**MATERIAL PROVIDED**
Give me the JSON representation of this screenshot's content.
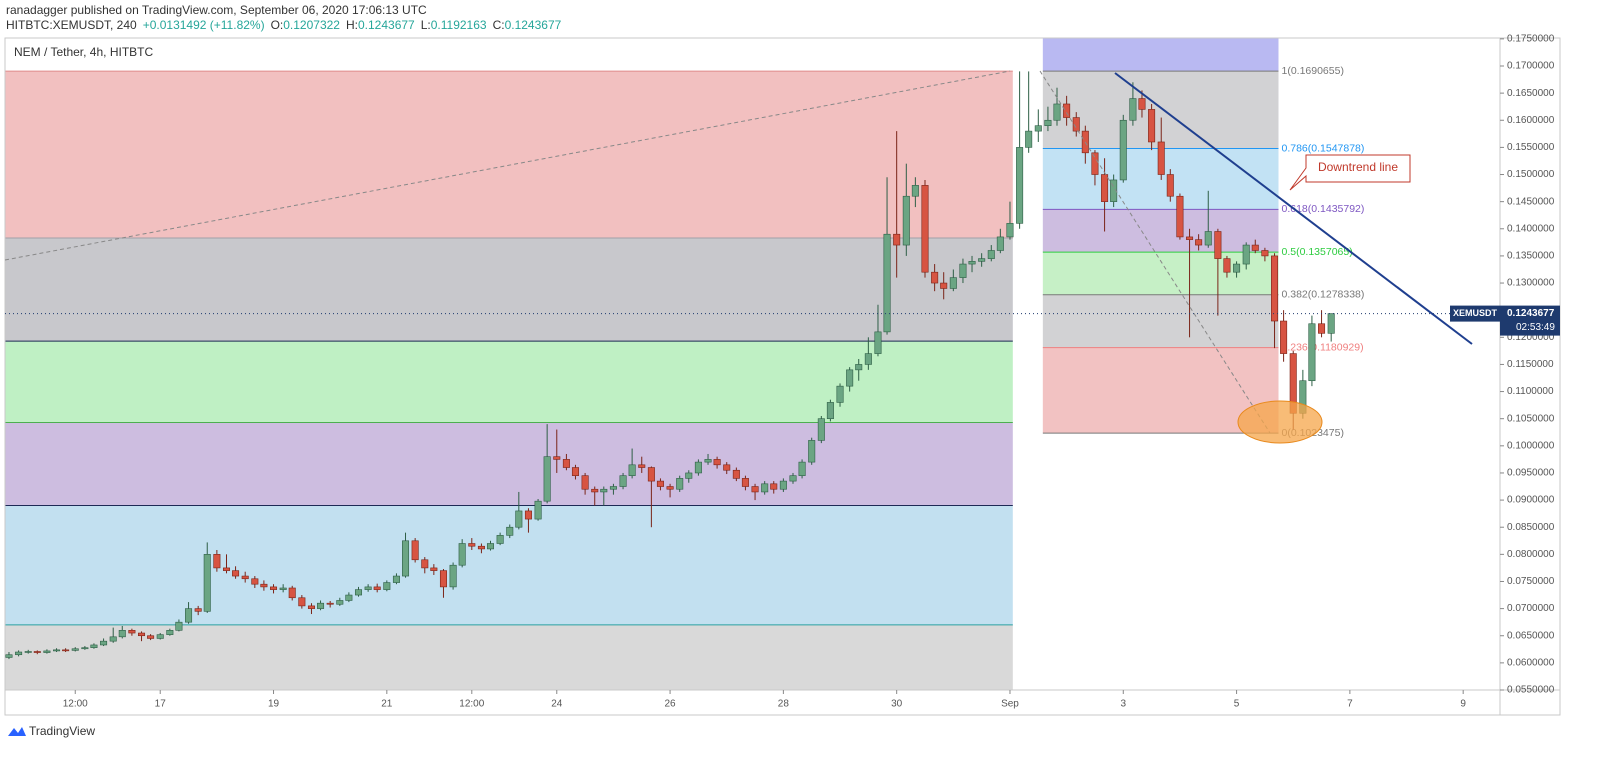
{
  "header": {
    "published": "ranadagger published on TradingView.com, September 06, 2020 17:06:13 UTC",
    "symbol": "HITBTC:XEMUSDT, 240",
    "change": "+0.0131492 (+11.82%)",
    "ohlc": [
      {
        "key": "O:",
        "value": "0.1207322"
      },
      {
        "key": "H:",
        "value": "0.1243677"
      },
      {
        "key": "L:",
        "value": "0.1192163"
      },
      {
        "key": "C:",
        "value": "0.1243677"
      }
    ]
  },
  "footer": {
    "brand": "TradingView"
  },
  "chart_data": {
    "type": "candlestick",
    "title": "NEM / Tether, 4h, HITBTC",
    "up_color": "#6ba583",
    "down_color": "#d75442",
    "xlim": [
      14.26,
      40.65
    ],
    "xticks": [
      {
        "value": 15.5,
        "label": "12:00"
      },
      17,
      19,
      21,
      {
        "value": 22.5,
        "label": "12:00"
      },
      24,
      26,
      28,
      30,
      {
        "value": 32,
        "label": "Sep"
      },
      {
        "value": 34,
        "label": "3"
      },
      {
        "value": 36,
        "label": "5"
      },
      {
        "value": 38,
        "label": "7"
      },
      {
        "value": 40,
        "label": "9"
      }
    ],
    "ylim": [
      0.055,
      0.17516
    ],
    "yticks": [
      {
        "value": 0.055,
        "label": "0.0550000"
      },
      {
        "value": 0.06,
        "label": "0.0600000"
      },
      {
        "value": 0.065,
        "label": "0.0650000"
      },
      {
        "value": 0.07,
        "label": "0.0700000"
      },
      {
        "value": 0.075,
        "label": "0.0750000"
      },
      {
        "value": 0.08,
        "label": "0.0800000"
      },
      {
        "value": 0.085,
        "label": "0.0850000"
      },
      {
        "value": 0.09,
        "label": "0.0900000"
      },
      {
        "value": 0.095,
        "label": "0.0950000"
      },
      {
        "value": 0.1,
        "label": "0.1000000"
      },
      {
        "value": 0.105,
        "label": "0.1050000"
      },
      {
        "value": 0.11,
        "label": "0.1100000"
      },
      {
        "value": 0.115,
        "label": "0.1150000"
      },
      {
        "value": 0.12,
        "label": "0.1200000"
      },
      {
        "value": 0.125,
        "label": "0.1250000"
      },
      {
        "value": 0.13,
        "label": "0.1300000"
      },
      {
        "value": 0.135,
        "label": "0.1350000"
      },
      {
        "value": 0.14,
        "label": "0.1400000"
      },
      {
        "value": 0.145,
        "label": "0.1450000"
      },
      {
        "value": 0.15,
        "label": "0.1500000"
      },
      {
        "value": 0.155,
        "label": "0.1550000"
      },
      {
        "value": 0.16,
        "label": "0.1600000"
      },
      {
        "value": 0.165,
        "label": "0.1650000"
      },
      {
        "value": 0.17,
        "label": "0.1700000"
      },
      {
        "value": 0.175,
        "label": "0.1750000"
      }
    ],
    "grid": false,
    "last_price": {
      "name": "XEMUSDT",
      "value": 0.1243677,
      "countdown": "02:53:49",
      "color": "#1e3a6e"
    },
    "left_fib": {
      "x_end": 32.05,
      "levels": [
        0.1690655,
        0.1383,
        0.1193,
        0.1043,
        0.089,
        0.067
      ],
      "fills": [
        "#f2c0c0",
        "#c8c8cc",
        "#bff0c4",
        "#cdbde0",
        "#c2e0f0",
        "#d9d9d9"
      ],
      "lines": [
        "#e08a8a",
        "#a0a0a8",
        "#1e2a55",
        "#4caf50",
        "#1e2a55",
        "#2a9fa0"
      ]
    },
    "right_fib": {
      "x": [
        32.58,
        36.74
      ],
      "top_fill": "#b9b9f2",
      "levels": [
        {
          "label": "1(0.1690655)",
          "value": 0.1690655,
          "color": "#787878",
          "fill": "#d2d2d4"
        },
        {
          "label": "0.786(0.1547878)",
          "value": 0.1547878,
          "color": "#2196f3",
          "fill": "#c2e2f4"
        },
        {
          "label": "0.618(0.1435792)",
          "value": 0.1435792,
          "color": "#7e57c2",
          "fill": "#cdbde0"
        },
        {
          "label": "0.5(0.1357065)",
          "value": 0.1357065,
          "color": "#2ecc40",
          "fill": "#c6f0c6"
        },
        {
          "label": "0.382(0.1278338)",
          "value": 0.1278338,
          "color": "#787878",
          "fill": "#d2d2d4"
        },
        {
          "label": "0.236(0.1180929)",
          "value": 0.1180929,
          "color": "#f08080",
          "fill": "#f2c2c2"
        },
        {
          "label": "0(0.1023475)",
          "value": 0.1023475,
          "color": "#787878",
          "fill": "none"
        }
      ]
    },
    "annotation": "Downtrend line",
    "candles": [
      [
        14.33,
        0.061,
        0.062,
        0.0607,
        0.0615
      ],
      [
        14.5,
        0.0615,
        0.0623,
        0.0612,
        0.062
      ],
      [
        14.67,
        0.062,
        0.0624,
        0.0617,
        0.0621
      ],
      [
        14.83,
        0.0621,
        0.0623,
        0.0616,
        0.0619
      ],
      [
        15,
        0.0619,
        0.0625,
        0.0617,
        0.0622
      ],
      [
        15.17,
        0.0622,
        0.0627,
        0.062,
        0.0624
      ],
      [
        15.33,
        0.0624,
        0.0627,
        0.062,
        0.0623
      ],
      [
        15.5,
        0.0623,
        0.0629,
        0.0621,
        0.0626
      ],
      [
        15.67,
        0.0626,
        0.0631,
        0.0624,
        0.0628
      ],
      [
        15.83,
        0.0628,
        0.0636,
        0.0626,
        0.0633
      ],
      [
        16,
        0.0633,
        0.0645,
        0.0631,
        0.064
      ],
      [
        16.17,
        0.064,
        0.0665,
        0.0637,
        0.0648
      ],
      [
        16.33,
        0.0648,
        0.0668,
        0.0645,
        0.066
      ],
      [
        16.5,
        0.066,
        0.0663,
        0.065,
        0.0655
      ],
      [
        16.67,
        0.0655,
        0.0658,
        0.064,
        0.065
      ],
      [
        16.83,
        0.065,
        0.0653,
        0.0642,
        0.0645
      ],
      [
        17,
        0.0645,
        0.0655,
        0.0643,
        0.0652
      ],
      [
        17.17,
        0.0652,
        0.0663,
        0.065,
        0.066
      ],
      [
        17.33,
        0.066,
        0.068,
        0.0658,
        0.0675
      ],
      [
        17.5,
        0.0675,
        0.0712,
        0.0672,
        0.07
      ],
      [
        17.67,
        0.07,
        0.0705,
        0.0688,
        0.0695
      ],
      [
        17.83,
        0.0695,
        0.0822,
        0.0692,
        0.08
      ],
      [
        18,
        0.08,
        0.0808,
        0.0768,
        0.0775
      ],
      [
        18.17,
        0.0775,
        0.08,
        0.0765,
        0.077
      ],
      [
        18.33,
        0.077,
        0.0778,
        0.0755,
        0.076
      ],
      [
        18.5,
        0.076,
        0.0768,
        0.0748,
        0.0755
      ],
      [
        18.67,
        0.0755,
        0.076,
        0.0738,
        0.0745
      ],
      [
        18.83,
        0.0745,
        0.0752,
        0.0733,
        0.074
      ],
      [
        19,
        0.074,
        0.0745,
        0.0728,
        0.0735
      ],
      [
        19.17,
        0.0735,
        0.0745,
        0.073,
        0.0738
      ],
      [
        19.33,
        0.0738,
        0.0742,
        0.0715,
        0.072
      ],
      [
        19.5,
        0.072,
        0.0725,
        0.07,
        0.0705
      ],
      [
        19.67,
        0.0705,
        0.071,
        0.069,
        0.07
      ],
      [
        19.83,
        0.07,
        0.0715,
        0.0697,
        0.071
      ],
      [
        20,
        0.071,
        0.0714,
        0.0702,
        0.0708
      ],
      [
        20.17,
        0.0708,
        0.072,
        0.0705,
        0.0715
      ],
      [
        20.33,
        0.0715,
        0.073,
        0.0712,
        0.0725
      ],
      [
        20.5,
        0.0725,
        0.074,
        0.0722,
        0.0735
      ],
      [
        20.67,
        0.0735,
        0.0745,
        0.0731,
        0.074
      ],
      [
        20.83,
        0.074,
        0.0746,
        0.073,
        0.0735
      ],
      [
        21,
        0.0735,
        0.0752,
        0.0732,
        0.0748
      ],
      [
        21.17,
        0.0748,
        0.0765,
        0.0745,
        0.076
      ],
      [
        21.33,
        0.076,
        0.084,
        0.0757,
        0.0825
      ],
      [
        21.5,
        0.0825,
        0.083,
        0.0785,
        0.079
      ],
      [
        21.67,
        0.079,
        0.0795,
        0.0765,
        0.0775
      ],
      [
        21.83,
        0.0775,
        0.0782,
        0.0762,
        0.077
      ],
      [
        22,
        0.077,
        0.0773,
        0.072,
        0.074
      ],
      [
        22.17,
        0.074,
        0.0785,
        0.0735,
        0.078
      ],
      [
        22.33,
        0.078,
        0.0828,
        0.0776,
        0.082
      ],
      [
        22.5,
        0.082,
        0.083,
        0.0808,
        0.0815
      ],
      [
        22.67,
        0.0815,
        0.082,
        0.0802,
        0.081
      ],
      [
        22.83,
        0.081,
        0.0825,
        0.0807,
        0.082
      ],
      [
        23,
        0.082,
        0.084,
        0.0817,
        0.0835
      ],
      [
        23.17,
        0.0835,
        0.0855,
        0.083,
        0.085
      ],
      [
        23.33,
        0.085,
        0.0915,
        0.0846,
        0.088
      ],
      [
        23.5,
        0.088,
        0.0885,
        0.084,
        0.0865
      ],
      [
        23.67,
        0.0865,
        0.0902,
        0.0862,
        0.0898
      ],
      [
        23.83,
        0.0898,
        0.104,
        0.0894,
        0.098
      ],
      [
        24,
        0.098,
        0.103,
        0.095,
        0.0975
      ],
      [
        24.17,
        0.0975,
        0.0985,
        0.0955,
        0.096
      ],
      [
        24.33,
        0.096,
        0.0965,
        0.0938,
        0.0945
      ],
      [
        24.5,
        0.0945,
        0.095,
        0.091,
        0.092
      ],
      [
        24.67,
        0.092,
        0.0925,
        0.089,
        0.0915
      ],
      [
        24.83,
        0.0915,
        0.0925,
        0.089,
        0.092
      ],
      [
        25,
        0.092,
        0.093,
        0.091,
        0.0925
      ],
      [
        25.17,
        0.0925,
        0.095,
        0.092,
        0.0945
      ],
      [
        25.33,
        0.0945,
        0.0995,
        0.094,
        0.0965
      ],
      [
        25.5,
        0.0965,
        0.098,
        0.095,
        0.096
      ],
      [
        25.67,
        0.096,
        0.0962,
        0.085,
        0.0935
      ],
      [
        25.83,
        0.0935,
        0.094,
        0.0918,
        0.0925
      ],
      [
        26,
        0.0925,
        0.093,
        0.0905,
        0.092
      ],
      [
        26.17,
        0.092,
        0.0945,
        0.0915,
        0.094
      ],
      [
        26.33,
        0.094,
        0.0955,
        0.0932,
        0.095
      ],
      [
        26.5,
        0.095,
        0.0975,
        0.0945,
        0.097
      ],
      [
        26.67,
        0.097,
        0.0985,
        0.0965,
        0.0975
      ],
      [
        26.83,
        0.0975,
        0.098,
        0.0958,
        0.0965
      ],
      [
        27,
        0.0965,
        0.097,
        0.0948,
        0.0955
      ],
      [
        27.17,
        0.0955,
        0.096,
        0.0935,
        0.094
      ],
      [
        27.33,
        0.094,
        0.0945,
        0.0918,
        0.0925
      ],
      [
        27.5,
        0.0925,
        0.093,
        0.09,
        0.0915
      ],
      [
        27.67,
        0.0915,
        0.0935,
        0.091,
        0.093
      ],
      [
        27.83,
        0.093,
        0.0935,
        0.0912,
        0.092
      ],
      [
        28,
        0.092,
        0.094,
        0.0915,
        0.0935
      ],
      [
        28.17,
        0.0935,
        0.095,
        0.093,
        0.0945
      ],
      [
        28.33,
        0.0945,
        0.0975,
        0.094,
        0.097
      ],
      [
        28.5,
        0.097,
        0.1015,
        0.0965,
        0.101
      ],
      [
        28.67,
        0.101,
        0.1055,
        0.1005,
        0.105
      ],
      [
        28.83,
        0.105,
        0.1085,
        0.1045,
        0.108
      ],
      [
        29,
        0.108,
        0.1115,
        0.1072,
        0.111
      ],
      [
        29.17,
        0.111,
        0.1145,
        0.11,
        0.114
      ],
      [
        29.33,
        0.114,
        0.116,
        0.112,
        0.115
      ],
      [
        29.5,
        0.115,
        0.12,
        0.114,
        0.117
      ],
      [
        29.67,
        0.117,
        0.126,
        0.1165,
        0.121
      ],
      [
        29.83,
        0.121,
        0.1495,
        0.1205,
        0.139
      ],
      [
        30,
        0.139,
        0.158,
        0.131,
        0.137
      ],
      [
        30.17,
        0.137,
        0.152,
        0.135,
        0.146
      ],
      [
        30.33,
        0.146,
        0.1495,
        0.144,
        0.148
      ],
      [
        30.5,
        0.148,
        0.149,
        0.131,
        0.132
      ],
      [
        30.67,
        0.132,
        0.1335,
        0.1285,
        0.13
      ],
      [
        30.83,
        0.13,
        0.132,
        0.127,
        0.129
      ],
      [
        31,
        0.129,
        0.1325,
        0.1285,
        0.131
      ],
      [
        31.17,
        0.131,
        0.1345,
        0.13,
        0.1335
      ],
      [
        31.33,
        0.1335,
        0.135,
        0.132,
        0.134
      ],
      [
        31.5,
        0.134,
        0.1355,
        0.133,
        0.1345
      ],
      [
        31.67,
        0.1345,
        0.137,
        0.134,
        0.136
      ],
      [
        31.83,
        0.136,
        0.14,
        0.1355,
        0.1385
      ],
      [
        32,
        0.1385,
        0.145,
        0.138,
        0.141
      ],
      [
        32.17,
        0.141,
        0.169,
        0.14,
        0.155
      ],
      [
        32.33,
        0.155,
        0.169,
        0.154,
        0.158
      ],
      [
        32.5,
        0.158,
        0.162,
        0.156,
        0.159
      ],
      [
        32.67,
        0.159,
        0.1625,
        0.158,
        0.16
      ],
      [
        32.83,
        0.16,
        0.166,
        0.159,
        0.163
      ],
      [
        33,
        0.163,
        0.1645,
        0.159,
        0.1605
      ],
      [
        33.17,
        0.1605,
        0.1615,
        0.157,
        0.158
      ],
      [
        33.33,
        0.158,
        0.159,
        0.152,
        0.154
      ],
      [
        33.5,
        0.154,
        0.1545,
        0.148,
        0.15
      ],
      [
        33.67,
        0.15,
        0.153,
        0.1395,
        0.145
      ],
      [
        33.83,
        0.145,
        0.15,
        0.144,
        0.149
      ],
      [
        34,
        0.149,
        0.161,
        0.1485,
        0.16
      ],
      [
        34.17,
        0.16,
        0.167,
        0.159,
        0.164
      ],
      [
        34.33,
        0.164,
        0.1655,
        0.1605,
        0.162
      ],
      [
        34.5,
        0.162,
        0.163,
        0.1545,
        0.156
      ],
      [
        34.67,
        0.156,
        0.1605,
        0.149,
        0.15
      ],
      [
        34.83,
        0.15,
        0.151,
        0.145,
        0.146
      ],
      [
        35,
        0.146,
        0.1465,
        0.138,
        0.1385
      ],
      [
        35.17,
        0.1385,
        0.14,
        0.12,
        0.138
      ],
      [
        35.33,
        0.138,
        0.139,
        0.136,
        0.137
      ],
      [
        35.5,
        0.137,
        0.147,
        0.1365,
        0.1395
      ],
      [
        35.67,
        0.1395,
        0.14,
        0.124,
        0.1345
      ],
      [
        35.83,
        0.1345,
        0.135,
        0.131,
        0.132
      ],
      [
        36,
        0.132,
        0.134,
        0.131,
        0.1335
      ],
      [
        36.17,
        0.1335,
        0.1375,
        0.1325,
        0.137
      ],
      [
        36.33,
        0.137,
        0.138,
        0.1355,
        0.136
      ],
      [
        36.5,
        0.136,
        0.1365,
        0.134,
        0.135
      ],
      [
        36.67,
        0.135,
        0.1355,
        0.118,
        0.123
      ],
      [
        36.83,
        0.123,
        0.125,
        0.1155,
        0.117
      ],
      [
        37,
        0.117,
        0.1175,
        0.103,
        0.106
      ],
      [
        37.17,
        0.106,
        0.114,
        0.105,
        0.112
      ],
      [
        37.33,
        0.112,
        0.124,
        0.111,
        0.1225
      ],
      [
        37.5,
        0.1225,
        0.125,
        0.12,
        0.1207322
      ],
      [
        37.67,
        0.1207322,
        0.1243677,
        0.1192163,
        0.1243677
      ]
    ]
  }
}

**WHAT YOU NEED TO DO**
Find the lines with the string "XEMUSDT" and reproduce them.

**TASK OUTPUT**
    "symbol": "HITBTC:XEMUSDT, 240",
      "name": "XEMUSDT",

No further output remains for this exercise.